(Extracted data entries)
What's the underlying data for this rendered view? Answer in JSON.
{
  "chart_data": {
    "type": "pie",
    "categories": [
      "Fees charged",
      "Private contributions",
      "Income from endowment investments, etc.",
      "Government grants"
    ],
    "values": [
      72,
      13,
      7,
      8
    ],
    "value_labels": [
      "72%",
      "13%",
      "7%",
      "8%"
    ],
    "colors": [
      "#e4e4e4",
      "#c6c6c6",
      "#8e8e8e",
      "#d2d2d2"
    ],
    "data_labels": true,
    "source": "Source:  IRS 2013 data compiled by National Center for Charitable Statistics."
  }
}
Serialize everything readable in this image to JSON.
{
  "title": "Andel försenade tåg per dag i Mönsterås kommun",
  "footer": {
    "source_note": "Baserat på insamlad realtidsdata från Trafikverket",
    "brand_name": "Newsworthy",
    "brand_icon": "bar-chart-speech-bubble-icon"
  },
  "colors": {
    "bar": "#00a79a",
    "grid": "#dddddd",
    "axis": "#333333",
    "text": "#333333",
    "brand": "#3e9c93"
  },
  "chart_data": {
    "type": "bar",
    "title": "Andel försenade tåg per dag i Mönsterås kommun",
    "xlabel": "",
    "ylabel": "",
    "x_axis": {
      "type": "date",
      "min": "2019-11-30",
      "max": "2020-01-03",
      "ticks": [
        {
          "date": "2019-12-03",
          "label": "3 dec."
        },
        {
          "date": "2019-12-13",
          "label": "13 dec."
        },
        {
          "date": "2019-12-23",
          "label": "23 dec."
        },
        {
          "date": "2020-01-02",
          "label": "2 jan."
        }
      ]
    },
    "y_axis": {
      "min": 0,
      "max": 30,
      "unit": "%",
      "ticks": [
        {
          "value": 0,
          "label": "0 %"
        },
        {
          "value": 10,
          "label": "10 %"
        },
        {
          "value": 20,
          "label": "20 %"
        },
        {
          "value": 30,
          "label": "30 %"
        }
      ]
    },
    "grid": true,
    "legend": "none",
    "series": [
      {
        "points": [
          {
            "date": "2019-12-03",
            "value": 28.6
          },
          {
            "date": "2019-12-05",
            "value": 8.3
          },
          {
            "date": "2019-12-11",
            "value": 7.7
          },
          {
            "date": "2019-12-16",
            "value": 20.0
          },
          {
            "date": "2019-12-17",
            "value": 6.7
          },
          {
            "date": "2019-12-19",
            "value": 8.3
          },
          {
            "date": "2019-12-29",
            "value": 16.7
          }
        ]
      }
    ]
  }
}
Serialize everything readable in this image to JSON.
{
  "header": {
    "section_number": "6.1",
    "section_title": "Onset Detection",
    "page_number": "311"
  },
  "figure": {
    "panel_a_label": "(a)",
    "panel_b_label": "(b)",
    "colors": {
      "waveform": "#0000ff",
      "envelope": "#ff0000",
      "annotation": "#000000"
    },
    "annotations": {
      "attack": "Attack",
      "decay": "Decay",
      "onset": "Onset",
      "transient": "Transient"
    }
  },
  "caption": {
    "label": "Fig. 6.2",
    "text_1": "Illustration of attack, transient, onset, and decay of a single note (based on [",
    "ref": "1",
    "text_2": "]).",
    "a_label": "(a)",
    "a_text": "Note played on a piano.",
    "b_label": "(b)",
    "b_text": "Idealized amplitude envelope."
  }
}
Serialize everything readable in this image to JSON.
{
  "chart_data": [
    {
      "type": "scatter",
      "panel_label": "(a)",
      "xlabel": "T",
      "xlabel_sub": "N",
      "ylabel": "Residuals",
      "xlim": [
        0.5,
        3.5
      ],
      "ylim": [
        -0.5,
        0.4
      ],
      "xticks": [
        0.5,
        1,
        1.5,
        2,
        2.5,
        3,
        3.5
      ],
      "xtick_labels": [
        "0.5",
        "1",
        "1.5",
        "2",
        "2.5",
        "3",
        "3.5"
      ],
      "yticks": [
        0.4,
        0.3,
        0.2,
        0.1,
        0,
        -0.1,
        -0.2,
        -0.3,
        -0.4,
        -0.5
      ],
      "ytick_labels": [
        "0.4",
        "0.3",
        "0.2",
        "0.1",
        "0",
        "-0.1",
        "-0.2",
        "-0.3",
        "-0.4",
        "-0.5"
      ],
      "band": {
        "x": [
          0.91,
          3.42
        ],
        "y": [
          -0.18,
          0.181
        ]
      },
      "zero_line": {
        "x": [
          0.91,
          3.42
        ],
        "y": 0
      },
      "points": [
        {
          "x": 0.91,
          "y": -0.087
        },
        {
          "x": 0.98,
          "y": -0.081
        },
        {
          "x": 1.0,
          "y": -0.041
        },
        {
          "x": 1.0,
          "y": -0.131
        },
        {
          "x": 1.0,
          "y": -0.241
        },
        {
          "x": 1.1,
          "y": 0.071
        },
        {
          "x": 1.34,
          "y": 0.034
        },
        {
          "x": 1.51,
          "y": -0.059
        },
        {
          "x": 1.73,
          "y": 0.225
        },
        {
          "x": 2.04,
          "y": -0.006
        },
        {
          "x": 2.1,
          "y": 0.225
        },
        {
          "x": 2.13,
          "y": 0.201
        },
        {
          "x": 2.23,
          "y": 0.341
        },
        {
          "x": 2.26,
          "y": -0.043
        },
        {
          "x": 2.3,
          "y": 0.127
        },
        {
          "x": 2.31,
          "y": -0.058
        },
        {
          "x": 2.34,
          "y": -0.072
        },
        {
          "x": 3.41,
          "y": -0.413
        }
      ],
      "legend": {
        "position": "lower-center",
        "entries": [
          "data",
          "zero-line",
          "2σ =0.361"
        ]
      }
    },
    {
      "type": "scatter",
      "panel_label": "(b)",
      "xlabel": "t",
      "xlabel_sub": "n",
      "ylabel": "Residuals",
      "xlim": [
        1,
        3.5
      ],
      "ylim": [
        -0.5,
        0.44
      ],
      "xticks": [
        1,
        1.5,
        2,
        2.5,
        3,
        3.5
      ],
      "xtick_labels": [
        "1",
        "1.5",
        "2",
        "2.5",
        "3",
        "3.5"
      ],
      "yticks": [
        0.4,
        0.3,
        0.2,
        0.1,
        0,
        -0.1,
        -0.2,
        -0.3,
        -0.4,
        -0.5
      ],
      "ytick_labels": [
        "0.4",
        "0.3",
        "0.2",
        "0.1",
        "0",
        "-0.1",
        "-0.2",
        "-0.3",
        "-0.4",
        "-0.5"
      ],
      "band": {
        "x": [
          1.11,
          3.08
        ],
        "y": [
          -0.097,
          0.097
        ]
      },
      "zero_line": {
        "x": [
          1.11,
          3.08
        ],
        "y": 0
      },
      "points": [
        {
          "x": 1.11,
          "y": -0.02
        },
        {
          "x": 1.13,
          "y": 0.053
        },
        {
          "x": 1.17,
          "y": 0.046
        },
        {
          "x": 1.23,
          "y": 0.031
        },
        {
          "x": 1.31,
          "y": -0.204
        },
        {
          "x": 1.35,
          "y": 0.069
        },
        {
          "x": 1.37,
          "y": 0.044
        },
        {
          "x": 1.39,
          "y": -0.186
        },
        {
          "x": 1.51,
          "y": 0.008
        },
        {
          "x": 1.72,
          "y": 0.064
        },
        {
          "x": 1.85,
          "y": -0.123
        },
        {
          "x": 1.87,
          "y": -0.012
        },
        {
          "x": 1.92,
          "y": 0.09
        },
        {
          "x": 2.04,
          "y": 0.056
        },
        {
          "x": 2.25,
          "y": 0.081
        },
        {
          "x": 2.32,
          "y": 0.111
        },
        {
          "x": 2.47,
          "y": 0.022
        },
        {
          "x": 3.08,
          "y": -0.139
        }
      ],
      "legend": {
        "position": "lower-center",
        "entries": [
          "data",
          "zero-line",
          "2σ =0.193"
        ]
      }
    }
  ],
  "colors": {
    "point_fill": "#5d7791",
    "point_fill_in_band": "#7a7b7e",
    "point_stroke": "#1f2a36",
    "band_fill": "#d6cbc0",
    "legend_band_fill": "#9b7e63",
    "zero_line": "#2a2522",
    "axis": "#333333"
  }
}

**Exercise requirements**. Consider the entries above and return each line with the string "Mönsterås".

**Exercise output**.
  "title": "Andel försenade tåg per dag i Mönsterås kommun",
    "title": "Andel försenade tåg per dag i Mönsterås kommun",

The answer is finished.